| Exercise description |
Tally the lines that contain "العرب" and report the total alone.

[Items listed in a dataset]

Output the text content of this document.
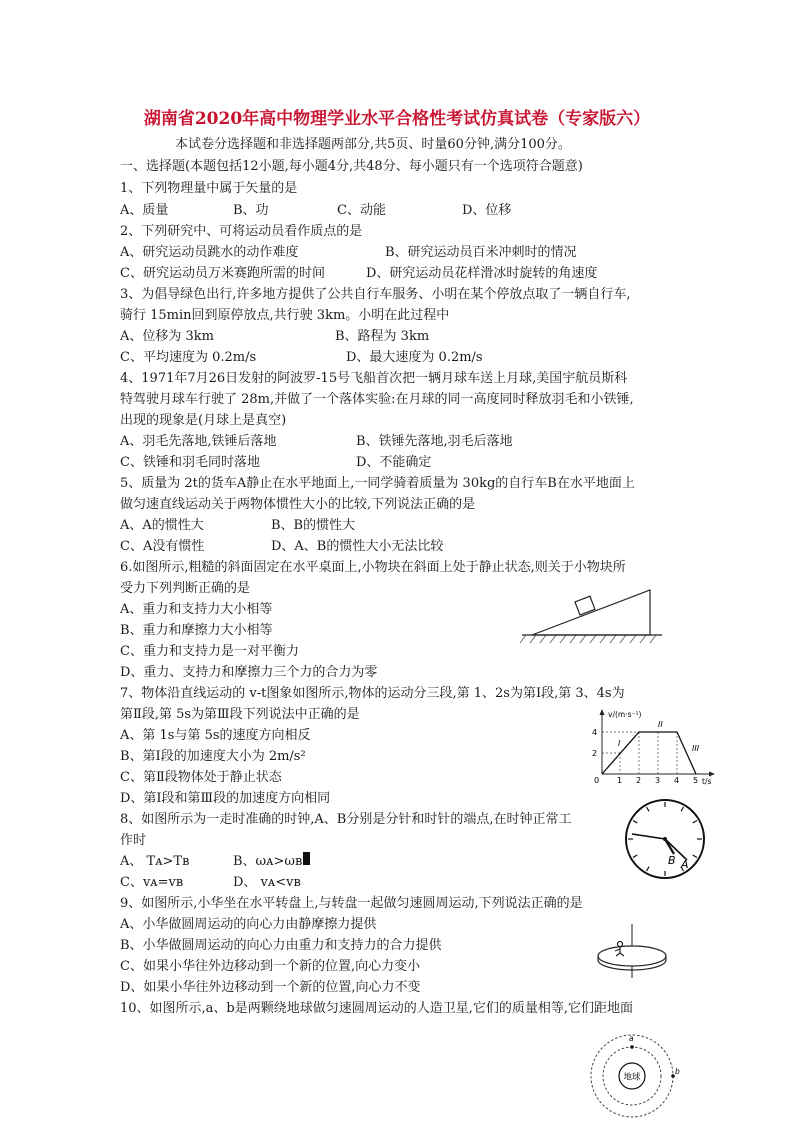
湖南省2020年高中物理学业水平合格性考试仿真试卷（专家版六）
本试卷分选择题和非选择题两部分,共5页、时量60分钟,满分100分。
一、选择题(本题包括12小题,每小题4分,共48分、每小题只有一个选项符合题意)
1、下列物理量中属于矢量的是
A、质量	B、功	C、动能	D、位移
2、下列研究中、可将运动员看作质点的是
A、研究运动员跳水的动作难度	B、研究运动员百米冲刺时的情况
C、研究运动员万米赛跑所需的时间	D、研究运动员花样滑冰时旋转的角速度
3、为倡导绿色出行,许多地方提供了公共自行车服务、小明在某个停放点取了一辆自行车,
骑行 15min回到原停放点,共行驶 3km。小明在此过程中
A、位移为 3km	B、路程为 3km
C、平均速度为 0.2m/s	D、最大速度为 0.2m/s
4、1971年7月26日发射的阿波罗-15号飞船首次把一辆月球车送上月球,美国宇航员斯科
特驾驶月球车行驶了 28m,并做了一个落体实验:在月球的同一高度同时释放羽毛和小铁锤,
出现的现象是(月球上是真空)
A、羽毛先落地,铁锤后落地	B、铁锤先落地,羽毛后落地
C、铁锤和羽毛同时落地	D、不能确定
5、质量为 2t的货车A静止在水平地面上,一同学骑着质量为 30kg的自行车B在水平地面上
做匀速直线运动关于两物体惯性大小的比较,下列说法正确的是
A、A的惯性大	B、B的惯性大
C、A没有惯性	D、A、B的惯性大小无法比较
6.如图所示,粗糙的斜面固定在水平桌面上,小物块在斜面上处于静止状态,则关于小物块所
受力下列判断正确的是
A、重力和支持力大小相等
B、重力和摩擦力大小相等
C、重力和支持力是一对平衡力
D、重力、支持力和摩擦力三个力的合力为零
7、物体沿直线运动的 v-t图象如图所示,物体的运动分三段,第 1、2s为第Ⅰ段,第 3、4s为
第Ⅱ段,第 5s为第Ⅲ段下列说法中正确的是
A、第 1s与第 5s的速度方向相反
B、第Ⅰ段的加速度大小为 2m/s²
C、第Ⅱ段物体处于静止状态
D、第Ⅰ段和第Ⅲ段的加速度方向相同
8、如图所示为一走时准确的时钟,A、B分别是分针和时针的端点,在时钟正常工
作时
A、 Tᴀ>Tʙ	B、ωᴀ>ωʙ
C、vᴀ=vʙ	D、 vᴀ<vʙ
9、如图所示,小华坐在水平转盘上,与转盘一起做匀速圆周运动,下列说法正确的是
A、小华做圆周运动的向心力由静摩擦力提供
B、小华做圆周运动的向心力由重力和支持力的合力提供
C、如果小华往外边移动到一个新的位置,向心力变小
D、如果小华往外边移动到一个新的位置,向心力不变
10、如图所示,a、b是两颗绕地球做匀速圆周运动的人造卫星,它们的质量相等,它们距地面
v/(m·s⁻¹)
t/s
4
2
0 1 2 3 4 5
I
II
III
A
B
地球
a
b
* * *
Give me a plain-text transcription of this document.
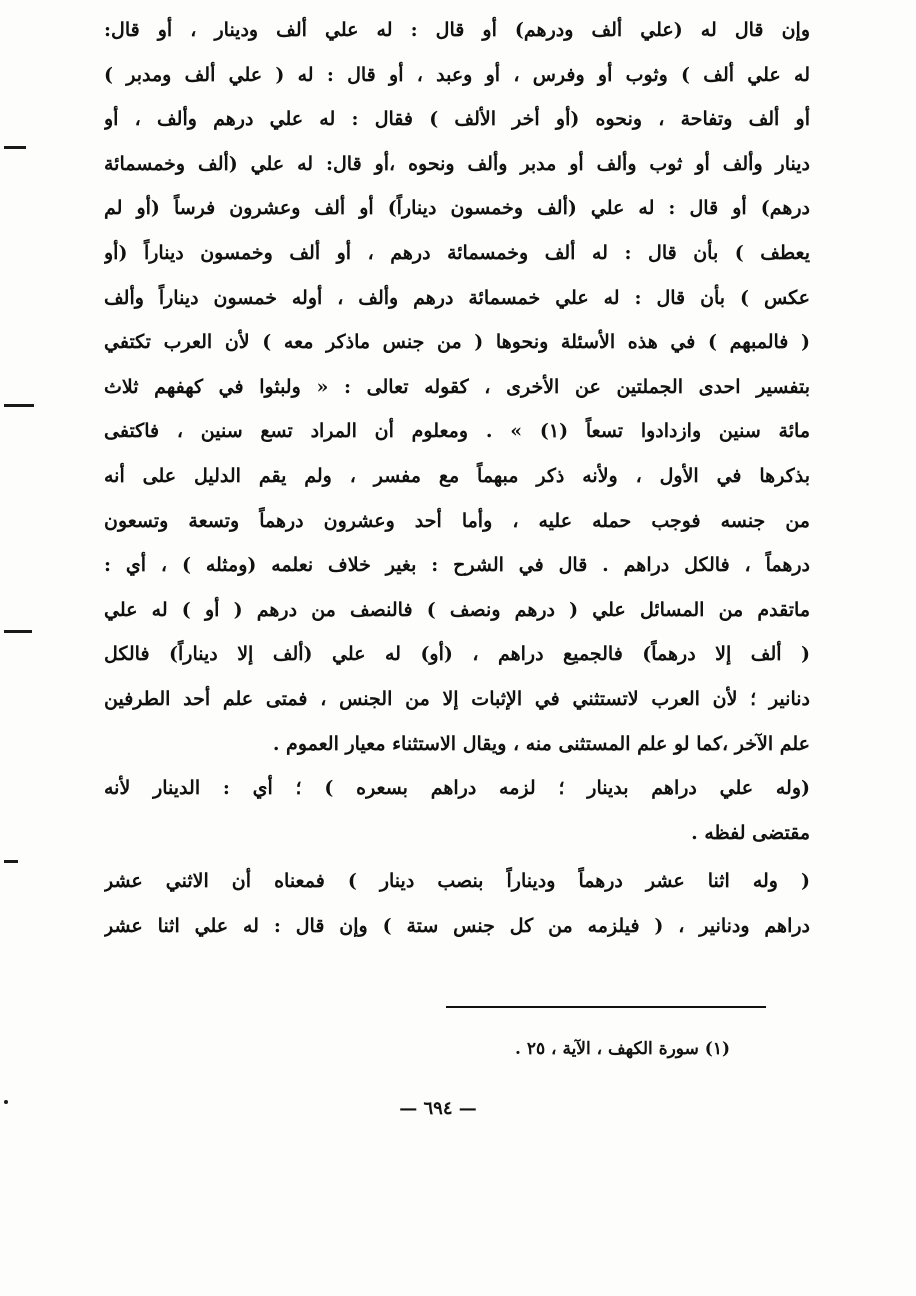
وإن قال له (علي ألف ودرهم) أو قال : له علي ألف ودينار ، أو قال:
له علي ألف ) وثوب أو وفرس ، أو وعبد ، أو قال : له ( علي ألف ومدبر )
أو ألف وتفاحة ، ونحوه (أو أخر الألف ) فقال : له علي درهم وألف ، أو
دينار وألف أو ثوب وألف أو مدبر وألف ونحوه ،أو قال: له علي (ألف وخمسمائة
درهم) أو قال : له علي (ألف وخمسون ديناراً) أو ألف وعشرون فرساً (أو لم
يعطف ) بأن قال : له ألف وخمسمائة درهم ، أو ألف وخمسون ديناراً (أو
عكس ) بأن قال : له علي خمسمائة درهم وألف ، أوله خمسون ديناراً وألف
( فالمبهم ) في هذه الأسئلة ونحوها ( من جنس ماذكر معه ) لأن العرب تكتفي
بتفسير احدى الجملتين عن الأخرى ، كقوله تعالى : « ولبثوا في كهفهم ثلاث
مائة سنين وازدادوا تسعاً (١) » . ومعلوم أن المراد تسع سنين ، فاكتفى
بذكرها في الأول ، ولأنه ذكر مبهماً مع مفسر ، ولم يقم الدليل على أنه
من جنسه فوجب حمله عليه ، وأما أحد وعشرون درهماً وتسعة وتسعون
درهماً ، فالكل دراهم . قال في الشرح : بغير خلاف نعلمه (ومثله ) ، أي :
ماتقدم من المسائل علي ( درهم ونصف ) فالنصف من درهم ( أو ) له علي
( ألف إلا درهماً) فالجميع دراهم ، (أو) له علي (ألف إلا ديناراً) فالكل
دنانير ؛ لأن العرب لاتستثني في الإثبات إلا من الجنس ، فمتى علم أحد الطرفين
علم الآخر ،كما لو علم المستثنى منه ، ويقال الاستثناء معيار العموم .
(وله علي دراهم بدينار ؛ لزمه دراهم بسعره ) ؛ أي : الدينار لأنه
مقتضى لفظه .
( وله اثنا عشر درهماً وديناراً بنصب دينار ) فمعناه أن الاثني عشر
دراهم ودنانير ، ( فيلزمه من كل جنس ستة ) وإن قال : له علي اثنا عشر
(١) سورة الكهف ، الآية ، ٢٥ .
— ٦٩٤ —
...
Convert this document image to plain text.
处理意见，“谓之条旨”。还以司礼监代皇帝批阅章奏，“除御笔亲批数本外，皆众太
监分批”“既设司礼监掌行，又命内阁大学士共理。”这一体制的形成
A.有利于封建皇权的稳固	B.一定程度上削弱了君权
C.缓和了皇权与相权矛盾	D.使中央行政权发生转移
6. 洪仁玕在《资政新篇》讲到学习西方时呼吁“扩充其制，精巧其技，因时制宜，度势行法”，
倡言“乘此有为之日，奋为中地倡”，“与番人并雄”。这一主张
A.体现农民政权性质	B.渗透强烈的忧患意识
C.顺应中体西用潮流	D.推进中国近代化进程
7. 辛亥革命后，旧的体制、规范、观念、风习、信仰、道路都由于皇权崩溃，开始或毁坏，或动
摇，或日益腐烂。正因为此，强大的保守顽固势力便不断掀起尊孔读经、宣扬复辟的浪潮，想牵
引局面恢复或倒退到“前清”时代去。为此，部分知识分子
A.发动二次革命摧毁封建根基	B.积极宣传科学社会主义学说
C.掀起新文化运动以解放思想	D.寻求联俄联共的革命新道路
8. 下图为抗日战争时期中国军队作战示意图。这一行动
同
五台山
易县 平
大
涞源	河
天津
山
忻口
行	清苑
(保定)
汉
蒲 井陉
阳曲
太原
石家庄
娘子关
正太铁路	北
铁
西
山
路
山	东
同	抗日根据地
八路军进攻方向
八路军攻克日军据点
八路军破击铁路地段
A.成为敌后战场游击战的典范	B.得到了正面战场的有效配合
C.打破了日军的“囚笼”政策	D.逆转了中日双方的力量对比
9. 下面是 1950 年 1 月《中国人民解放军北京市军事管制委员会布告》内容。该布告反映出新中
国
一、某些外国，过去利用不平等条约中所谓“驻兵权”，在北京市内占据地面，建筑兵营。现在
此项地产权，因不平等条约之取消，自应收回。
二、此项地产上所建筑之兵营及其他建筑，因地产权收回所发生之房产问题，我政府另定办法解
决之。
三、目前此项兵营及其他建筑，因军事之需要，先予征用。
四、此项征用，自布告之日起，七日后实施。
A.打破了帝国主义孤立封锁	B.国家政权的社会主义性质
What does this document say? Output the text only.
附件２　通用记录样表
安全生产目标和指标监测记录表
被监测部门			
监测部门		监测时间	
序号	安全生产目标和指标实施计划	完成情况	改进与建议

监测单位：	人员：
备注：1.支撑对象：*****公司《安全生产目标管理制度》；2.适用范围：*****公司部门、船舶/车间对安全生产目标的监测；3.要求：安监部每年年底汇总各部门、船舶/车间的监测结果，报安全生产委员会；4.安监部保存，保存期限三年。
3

| Solved exercise |
2